Objective: Every record that follows must be duplicated exactly, with images left out.

Listing:
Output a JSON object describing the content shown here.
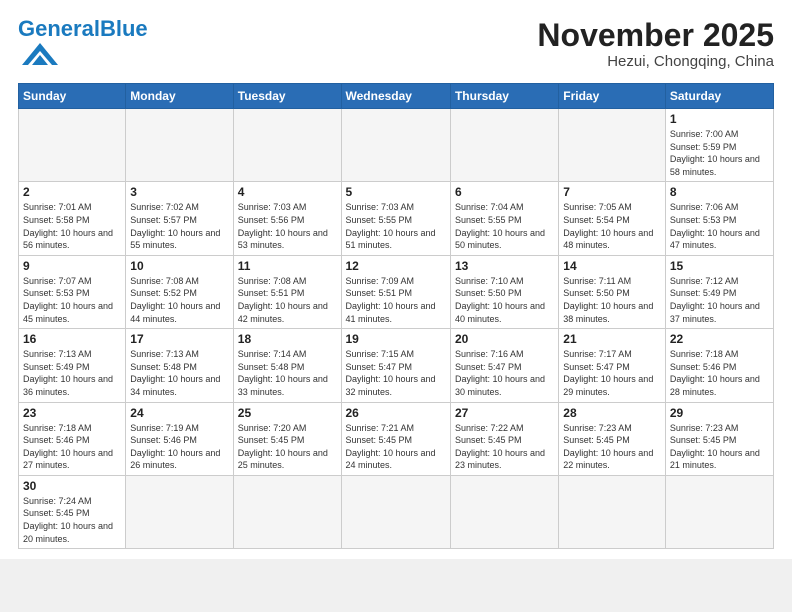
{
  "header": {
    "logo_general": "General",
    "logo_blue": "Blue",
    "month_title": "November 2025",
    "subtitle": "Hezui, Chongqing, China"
  },
  "weekdays": [
    "Sunday",
    "Monday",
    "Tuesday",
    "Wednesday",
    "Thursday",
    "Friday",
    "Saturday"
  ],
  "weeks": [
    [
      {
        "day": "",
        "info": ""
      },
      {
        "day": "",
        "info": ""
      },
      {
        "day": "",
        "info": ""
      },
      {
        "day": "",
        "info": ""
      },
      {
        "day": "",
        "info": ""
      },
      {
        "day": "",
        "info": ""
      },
      {
        "day": "1",
        "info": "Sunrise: 7:00 AM\nSunset: 5:59 PM\nDaylight: 10 hours and 58 minutes."
      }
    ],
    [
      {
        "day": "2",
        "info": "Sunrise: 7:01 AM\nSunset: 5:58 PM\nDaylight: 10 hours and 56 minutes."
      },
      {
        "day": "3",
        "info": "Sunrise: 7:02 AM\nSunset: 5:57 PM\nDaylight: 10 hours and 55 minutes."
      },
      {
        "day": "4",
        "info": "Sunrise: 7:03 AM\nSunset: 5:56 PM\nDaylight: 10 hours and 53 minutes."
      },
      {
        "day": "5",
        "info": "Sunrise: 7:03 AM\nSunset: 5:55 PM\nDaylight: 10 hours and 51 minutes."
      },
      {
        "day": "6",
        "info": "Sunrise: 7:04 AM\nSunset: 5:55 PM\nDaylight: 10 hours and 50 minutes."
      },
      {
        "day": "7",
        "info": "Sunrise: 7:05 AM\nSunset: 5:54 PM\nDaylight: 10 hours and 48 minutes."
      },
      {
        "day": "8",
        "info": "Sunrise: 7:06 AM\nSunset: 5:53 PM\nDaylight: 10 hours and 47 minutes."
      }
    ],
    [
      {
        "day": "9",
        "info": "Sunrise: 7:07 AM\nSunset: 5:53 PM\nDaylight: 10 hours and 45 minutes."
      },
      {
        "day": "10",
        "info": "Sunrise: 7:08 AM\nSunset: 5:52 PM\nDaylight: 10 hours and 44 minutes."
      },
      {
        "day": "11",
        "info": "Sunrise: 7:08 AM\nSunset: 5:51 PM\nDaylight: 10 hours and 42 minutes."
      },
      {
        "day": "12",
        "info": "Sunrise: 7:09 AM\nSunset: 5:51 PM\nDaylight: 10 hours and 41 minutes."
      },
      {
        "day": "13",
        "info": "Sunrise: 7:10 AM\nSunset: 5:50 PM\nDaylight: 10 hours and 40 minutes."
      },
      {
        "day": "14",
        "info": "Sunrise: 7:11 AM\nSunset: 5:50 PM\nDaylight: 10 hours and 38 minutes."
      },
      {
        "day": "15",
        "info": "Sunrise: 7:12 AM\nSunset: 5:49 PM\nDaylight: 10 hours and 37 minutes."
      }
    ],
    [
      {
        "day": "16",
        "info": "Sunrise: 7:13 AM\nSunset: 5:49 PM\nDaylight: 10 hours and 36 minutes."
      },
      {
        "day": "17",
        "info": "Sunrise: 7:13 AM\nSunset: 5:48 PM\nDaylight: 10 hours and 34 minutes."
      },
      {
        "day": "18",
        "info": "Sunrise: 7:14 AM\nSunset: 5:48 PM\nDaylight: 10 hours and 33 minutes."
      },
      {
        "day": "19",
        "info": "Sunrise: 7:15 AM\nSunset: 5:47 PM\nDaylight: 10 hours and 32 minutes."
      },
      {
        "day": "20",
        "info": "Sunrise: 7:16 AM\nSunset: 5:47 PM\nDaylight: 10 hours and 30 minutes."
      },
      {
        "day": "21",
        "info": "Sunrise: 7:17 AM\nSunset: 5:47 PM\nDaylight: 10 hours and 29 minutes."
      },
      {
        "day": "22",
        "info": "Sunrise: 7:18 AM\nSunset: 5:46 PM\nDaylight: 10 hours and 28 minutes."
      }
    ],
    [
      {
        "day": "23",
        "info": "Sunrise: 7:18 AM\nSunset: 5:46 PM\nDaylight: 10 hours and 27 minutes."
      },
      {
        "day": "24",
        "info": "Sunrise: 7:19 AM\nSunset: 5:46 PM\nDaylight: 10 hours and 26 minutes."
      },
      {
        "day": "25",
        "info": "Sunrise: 7:20 AM\nSunset: 5:45 PM\nDaylight: 10 hours and 25 minutes."
      },
      {
        "day": "26",
        "info": "Sunrise: 7:21 AM\nSunset: 5:45 PM\nDaylight: 10 hours and 24 minutes."
      },
      {
        "day": "27",
        "info": "Sunrise: 7:22 AM\nSunset: 5:45 PM\nDaylight: 10 hours and 23 minutes."
      },
      {
        "day": "28",
        "info": "Sunrise: 7:23 AM\nSunset: 5:45 PM\nDaylight: 10 hours and 22 minutes."
      },
      {
        "day": "29",
        "info": "Sunrise: 7:23 AM\nSunset: 5:45 PM\nDaylight: 10 hours and 21 minutes."
      }
    ],
    [
      {
        "day": "30",
        "info": "Sunrise: 7:24 AM\nSunset: 5:45 PM\nDaylight: 10 hours and 20 minutes."
      },
      {
        "day": "",
        "info": ""
      },
      {
        "day": "",
        "info": ""
      },
      {
        "day": "",
        "info": ""
      },
      {
        "day": "",
        "info": ""
      },
      {
        "day": "",
        "info": ""
      },
      {
        "day": "",
        "info": ""
      }
    ]
  ]
}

Finished task:
Output a JSON object describing the content shown here.
{
  "header": {
    "logo_general": "General",
    "logo_blue": "Blue",
    "month_title": "November 2025",
    "subtitle": "Hezui, Chongqing, China"
  },
  "weekdays": [
    "Sunday",
    "Monday",
    "Tuesday",
    "Wednesday",
    "Thursday",
    "Friday",
    "Saturday"
  ],
  "weeks": [
    [
      {
        "day": "",
        "info": ""
      },
      {
        "day": "",
        "info": ""
      },
      {
        "day": "",
        "info": ""
      },
      {
        "day": "",
        "info": ""
      },
      {
        "day": "",
        "info": ""
      },
      {
        "day": "",
        "info": ""
      },
      {
        "day": "1",
        "info": "Sunrise: 7:00 AM\nSunset: 5:59 PM\nDaylight: 10 hours and 58 minutes."
      }
    ],
    [
      {
        "day": "2",
        "info": "Sunrise: 7:01 AM\nSunset: 5:58 PM\nDaylight: 10 hours and 56 minutes."
      },
      {
        "day": "3",
        "info": "Sunrise: 7:02 AM\nSunset: 5:57 PM\nDaylight: 10 hours and 55 minutes."
      },
      {
        "day": "4",
        "info": "Sunrise: 7:03 AM\nSunset: 5:56 PM\nDaylight: 10 hours and 53 minutes."
      },
      {
        "day": "5",
        "info": "Sunrise: 7:03 AM\nSunset: 5:55 PM\nDaylight: 10 hours and 51 minutes."
      },
      {
        "day": "6",
        "info": "Sunrise: 7:04 AM\nSunset: 5:55 PM\nDaylight: 10 hours and 50 minutes."
      },
      {
        "day": "7",
        "info": "Sunrise: 7:05 AM\nSunset: 5:54 PM\nDaylight: 10 hours and 48 minutes."
      },
      {
        "day": "8",
        "info": "Sunrise: 7:06 AM\nSunset: 5:53 PM\nDaylight: 10 hours and 47 minutes."
      }
    ],
    [
      {
        "day": "9",
        "info": "Sunrise: 7:07 AM\nSunset: 5:53 PM\nDaylight: 10 hours and 45 minutes."
      },
      {
        "day": "10",
        "info": "Sunrise: 7:08 AM\nSunset: 5:52 PM\nDaylight: 10 hours and 44 minutes."
      },
      {
        "day": "11",
        "info": "Sunrise: 7:08 AM\nSunset: 5:51 PM\nDaylight: 10 hours and 42 minutes."
      },
      {
        "day": "12",
        "info": "Sunrise: 7:09 AM\nSunset: 5:51 PM\nDaylight: 10 hours and 41 minutes."
      },
      {
        "day": "13",
        "info": "Sunrise: 7:10 AM\nSunset: 5:50 PM\nDaylight: 10 hours and 40 minutes."
      },
      {
        "day": "14",
        "info": "Sunrise: 7:11 AM\nSunset: 5:50 PM\nDaylight: 10 hours and 38 minutes."
      },
      {
        "day": "15",
        "info": "Sunrise: 7:12 AM\nSunset: 5:49 PM\nDaylight: 10 hours and 37 minutes."
      }
    ],
    [
      {
        "day": "16",
        "info": "Sunrise: 7:13 AM\nSunset: 5:49 PM\nDaylight: 10 hours and 36 minutes."
      },
      {
        "day": "17",
        "info": "Sunrise: 7:13 AM\nSunset: 5:48 PM\nDaylight: 10 hours and 34 minutes."
      },
      {
        "day": "18",
        "info": "Sunrise: 7:14 AM\nSunset: 5:48 PM\nDaylight: 10 hours and 33 minutes."
      },
      {
        "day": "19",
        "info": "Sunrise: 7:15 AM\nSunset: 5:47 PM\nDaylight: 10 hours and 32 minutes."
      },
      {
        "day": "20",
        "info": "Sunrise: 7:16 AM\nSunset: 5:47 PM\nDaylight: 10 hours and 30 minutes."
      },
      {
        "day": "21",
        "info": "Sunrise: 7:17 AM\nSunset: 5:47 PM\nDaylight: 10 hours and 29 minutes."
      },
      {
        "day": "22",
        "info": "Sunrise: 7:18 AM\nSunset: 5:46 PM\nDaylight: 10 hours and 28 minutes."
      }
    ],
    [
      {
        "day": "23",
        "info": "Sunrise: 7:18 AM\nSunset: 5:46 PM\nDaylight: 10 hours and 27 minutes."
      },
      {
        "day": "24",
        "info": "Sunrise: 7:19 AM\nSunset: 5:46 PM\nDaylight: 10 hours and 26 minutes."
      },
      {
        "day": "25",
        "info": "Sunrise: 7:20 AM\nSunset: 5:45 PM\nDaylight: 10 hours and 25 minutes."
      },
      {
        "day": "26",
        "info": "Sunrise: 7:21 AM\nSunset: 5:45 PM\nDaylight: 10 hours and 24 minutes."
      },
      {
        "day": "27",
        "info": "Sunrise: 7:22 AM\nSunset: 5:45 PM\nDaylight: 10 hours and 23 minutes."
      },
      {
        "day": "28",
        "info": "Sunrise: 7:23 AM\nSunset: 5:45 PM\nDaylight: 10 hours and 22 minutes."
      },
      {
        "day": "29",
        "info": "Sunrise: 7:23 AM\nSunset: 5:45 PM\nDaylight: 10 hours and 21 minutes."
      }
    ],
    [
      {
        "day": "30",
        "info": "Sunrise: 7:24 AM\nSunset: 5:45 PM\nDaylight: 10 hours and 20 minutes."
      },
      {
        "day": "",
        "info": ""
      },
      {
        "day": "",
        "info": ""
      },
      {
        "day": "",
        "info": ""
      },
      {
        "day": "",
        "info": ""
      },
      {
        "day": "",
        "info": ""
      },
      {
        "day": "",
        "info": ""
      }
    ]
  ]
}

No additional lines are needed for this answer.